**Request:** Omit all pictures. Copy the rest of the material exactly.

Stored data:
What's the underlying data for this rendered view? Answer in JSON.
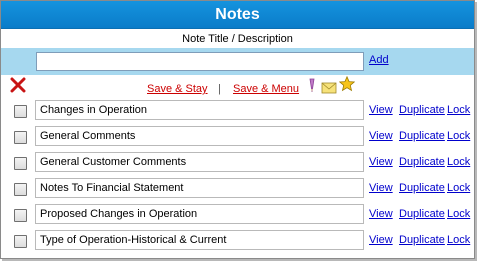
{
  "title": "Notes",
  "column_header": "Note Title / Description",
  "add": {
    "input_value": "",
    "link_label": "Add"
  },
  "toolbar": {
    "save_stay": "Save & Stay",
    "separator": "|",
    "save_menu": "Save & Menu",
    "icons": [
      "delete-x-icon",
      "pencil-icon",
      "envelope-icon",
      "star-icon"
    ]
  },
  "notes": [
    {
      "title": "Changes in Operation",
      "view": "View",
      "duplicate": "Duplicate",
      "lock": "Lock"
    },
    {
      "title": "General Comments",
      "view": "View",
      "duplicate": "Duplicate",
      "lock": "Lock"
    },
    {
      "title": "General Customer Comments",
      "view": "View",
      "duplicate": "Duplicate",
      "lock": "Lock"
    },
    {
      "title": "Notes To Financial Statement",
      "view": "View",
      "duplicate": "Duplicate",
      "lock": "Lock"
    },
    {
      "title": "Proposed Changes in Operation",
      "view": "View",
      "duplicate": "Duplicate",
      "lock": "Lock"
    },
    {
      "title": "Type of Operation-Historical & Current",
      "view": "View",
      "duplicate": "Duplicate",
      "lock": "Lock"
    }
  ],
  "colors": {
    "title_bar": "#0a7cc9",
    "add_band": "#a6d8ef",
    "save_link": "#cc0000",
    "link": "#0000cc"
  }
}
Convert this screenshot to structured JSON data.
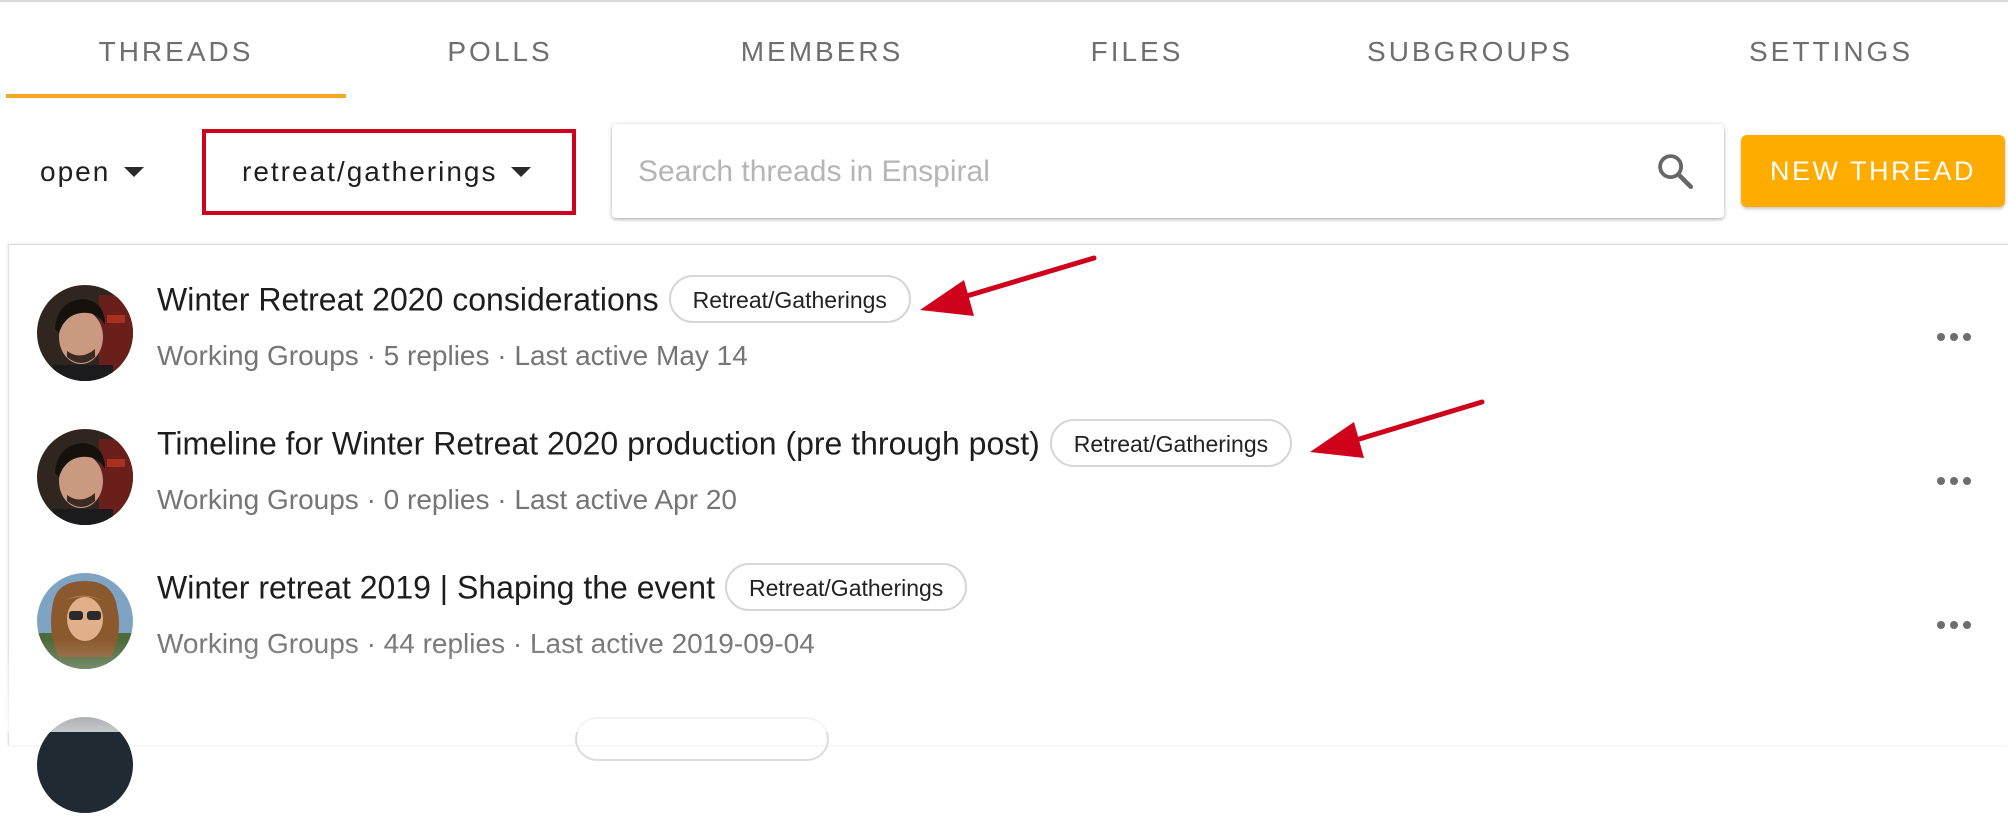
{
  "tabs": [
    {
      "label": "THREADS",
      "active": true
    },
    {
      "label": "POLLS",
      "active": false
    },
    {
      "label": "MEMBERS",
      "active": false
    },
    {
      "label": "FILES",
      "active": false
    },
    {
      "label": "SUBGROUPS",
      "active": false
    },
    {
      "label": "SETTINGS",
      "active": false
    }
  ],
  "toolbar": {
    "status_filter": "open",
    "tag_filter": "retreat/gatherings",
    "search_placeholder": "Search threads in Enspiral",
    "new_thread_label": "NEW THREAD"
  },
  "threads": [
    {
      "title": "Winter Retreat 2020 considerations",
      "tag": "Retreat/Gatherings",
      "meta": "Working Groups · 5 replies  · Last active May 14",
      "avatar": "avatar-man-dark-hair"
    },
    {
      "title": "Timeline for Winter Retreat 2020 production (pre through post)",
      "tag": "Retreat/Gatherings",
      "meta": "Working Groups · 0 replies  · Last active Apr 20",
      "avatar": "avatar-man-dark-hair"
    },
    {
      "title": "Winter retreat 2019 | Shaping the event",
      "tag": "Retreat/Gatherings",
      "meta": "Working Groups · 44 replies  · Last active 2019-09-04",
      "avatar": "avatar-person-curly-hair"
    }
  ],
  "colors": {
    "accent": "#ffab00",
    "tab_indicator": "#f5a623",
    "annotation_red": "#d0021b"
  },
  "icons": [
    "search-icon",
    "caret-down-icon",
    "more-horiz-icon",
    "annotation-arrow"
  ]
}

**Output below:**
What's the underlying data for this rendered view? Answer in JSON.
{
  "title": "Notes",
  "column_header": "Note Title / Description",
  "add": {
    "input_value": "",
    "link_label": "Add"
  },
  "toolbar": {
    "save_stay": "Save & Stay",
    "separator": "|",
    "save_menu": "Save & Menu",
    "icons": [
      "delete-x-icon",
      "pencil-icon",
      "envelope-icon",
      "star-icon"
    ]
  },
  "notes": [
    {
      "title": "Changes in Operation",
      "view": "View",
      "duplicate": "Duplicate",
      "lock": "Lock"
    },
    {
      "title": "General Comments",
      "view": "View",
      "duplicate": "Duplicate",
      "lock": "Lock"
    },
    {
      "title": "General Customer Comments",
      "view": "View",
      "duplicate": "Duplicate",
      "lock": "Lock"
    },
    {
      "title": "Notes To Financial Statement",
      "view": "View",
      "duplicate": "Duplicate",
      "lock": "Lock"
    },
    {
      "title": "Proposed Changes in Operation",
      "view": "View",
      "duplicate": "Duplicate",
      "lock": "Lock"
    },
    {
      "title": "Type of Operation-Historical & Current",
      "view": "View",
      "duplicate": "Duplicate",
      "lock": "Lock"
    }
  ],
  "colors": {
    "title_bar": "#0a7cc9",
    "add_band": "#a6d8ef",
    "save_link": "#cc0000",
    "link": "#0000cc"
  }
}
Convert this screenshot to structured JSON data.
{
  "tabs": [
    {
      "label": "THREADS",
      "active": true
    },
    {
      "label": "POLLS",
      "active": false
    },
    {
      "label": "MEMBERS",
      "active": false
    },
    {
      "label": "FILES",
      "active": false
    },
    {
      "label": "SUBGROUPS",
      "active": false
    },
    {
      "label": "SETTINGS",
      "active": false
    }
  ],
  "toolbar": {
    "status_filter": "open",
    "tag_filter": "retreat/gatherings",
    "search_placeholder": "Search threads in Enspiral",
    "new_thread_label": "NEW THREAD"
  },
  "threads": [
    {
      "title": "Winter Retreat 2020 considerations",
      "tag": "Retreat/Gatherings",
      "meta": "Working Groups · 5 replies  · Last active May 14",
      "avatar": "avatar-man-dark-hair"
    },
    {
      "title": "Timeline for Winter Retreat 2020 production (pre through post)",
      "tag": "Retreat/Gatherings",
      "meta": "Working Groups · 0 replies  · Last active Apr 20",
      "avatar": "avatar-man-dark-hair"
    },
    {
      "title": "Winter retreat 2019 | Shaping the event",
      "tag": "Retreat/Gatherings",
      "meta": "Working Groups · 44 replies  · Last active 2019-09-04",
      "avatar": "avatar-person-curly-hair"
    }
  ],
  "colors": {
    "accent": "#ffab00",
    "tab_indicator": "#f5a623",
    "annotation_red": "#d0021b"
  },
  "icons": [
    "search-icon",
    "caret-down-icon",
    "more-horiz-icon",
    "annotation-arrow"
  ]
}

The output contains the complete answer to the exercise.